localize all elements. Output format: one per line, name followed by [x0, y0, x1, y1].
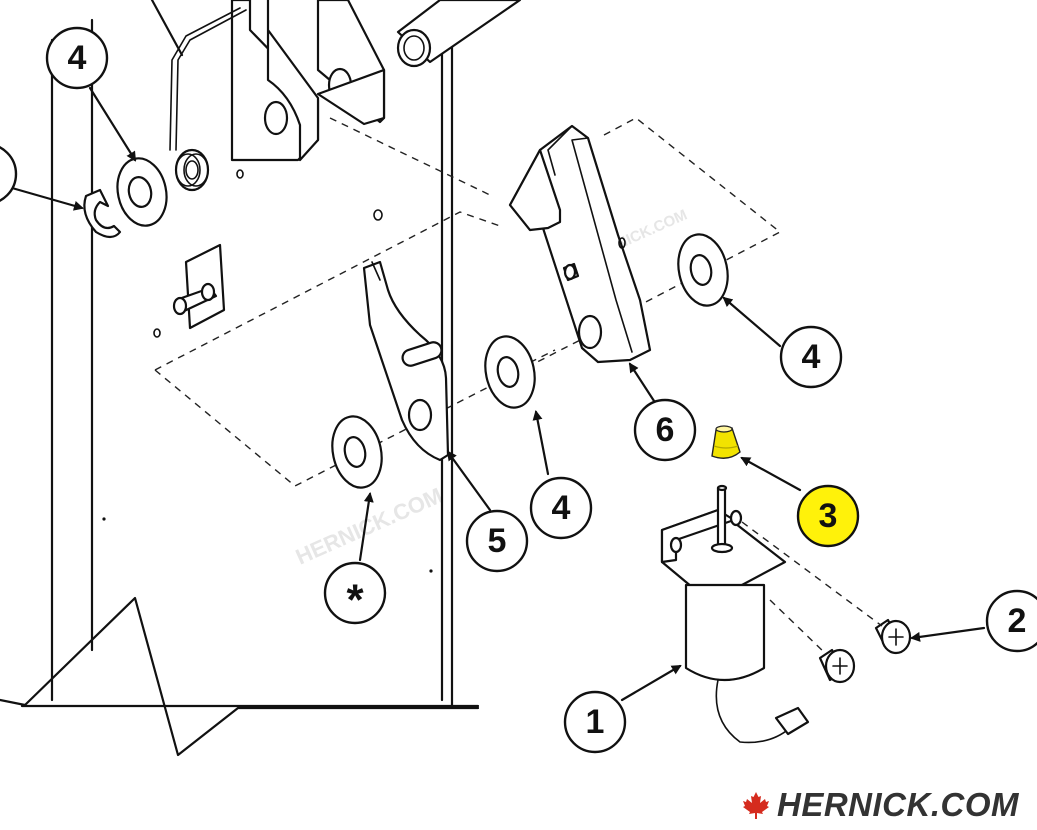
screw-upper [874, 618, 912, 655]
assembly-plane-right [603, 117, 782, 306]
top-bracket [230, 0, 386, 162]
callout-3-highlighted: 3 [796, 484, 860, 548]
washer-middle [484, 335, 536, 409]
e-clip [83, 188, 122, 239]
callout-label: 5 [488, 522, 507, 560]
washer-right [677, 233, 729, 307]
plunger-tip [711, 425, 741, 459]
callout-4-right: 4 [779, 325, 843, 389]
torsion-spring [169, 7, 247, 192]
brand-logo: HERNICK.COM [741, 786, 1019, 824]
callout-6: 6 [633, 398, 697, 462]
latch-stud [172, 243, 226, 330]
callout-label: 4 [802, 338, 821, 376]
callout-partial-left [0, 146, 18, 202]
lever-plate [362, 260, 450, 462]
brand-text: HERNICK.COM [777, 786, 1019, 823]
callout-5: 5 [465, 509, 529, 573]
solenoid [660, 484, 810, 744]
washer-lower [331, 415, 383, 489]
callout-2: 2 [985, 589, 1037, 653]
callout-label: 6 [656, 411, 675, 449]
leader-lines [10, 0, 986, 702]
callout-label: 1 [586, 703, 605, 741]
actuator-block [508, 124, 652, 364]
callout-4-middle: 4 [529, 476, 593, 540]
washer-left [116, 157, 168, 227]
maple-leaf-icon [743, 792, 769, 819]
callout-4-top-left: 4 [45, 26, 109, 90]
assembly-plane-upper [329, 117, 491, 196]
callout-label: 4 [68, 39, 87, 77]
callout-label: 3 [819, 497, 838, 535]
callout-label: * [346, 576, 364, 625]
callout-label: 2 [1008, 602, 1027, 640]
shaft [396, 0, 522, 68]
callout-asterisk: * [323, 561, 387, 625]
assembly-plane-lower [154, 211, 501, 371]
callout-1: 1 [563, 690, 627, 754]
screw-lower [818, 648, 856, 684]
callout-label: 4 [552, 489, 571, 527]
plunger-tip-body [711, 427, 741, 459]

• **EXERCISE AIM**: Can you render the data as a Markdown table with the columns Row and Line, starting at the line that has "screw-upper [874, 618, 912, 655]" and ending after the line that has "washer-right [677, 233, 729, 307]", skipping blank lines and including nothing else?

• **OUTPUT BELOW**:
| Row | Line |
|---|---|
| 1 | screw-upper [874, 618, 912, 655] |
| 2 | assembly-plane-right [603, 117, 782, 306] |
| 3 | top-bracket [230, 0, 386, 162] |
| 4 | callout-3-highlighted: 3 [796, 484, 860, 548] |
| 5 | washer-middle [484, 335, 536, 409] |
| 6 | e-clip [83, 188, 122, 239] |
| 7 | callout-label: 5 [488, 522, 507, 560] |
| 8 | washer-right [677, 233, 729, 307] |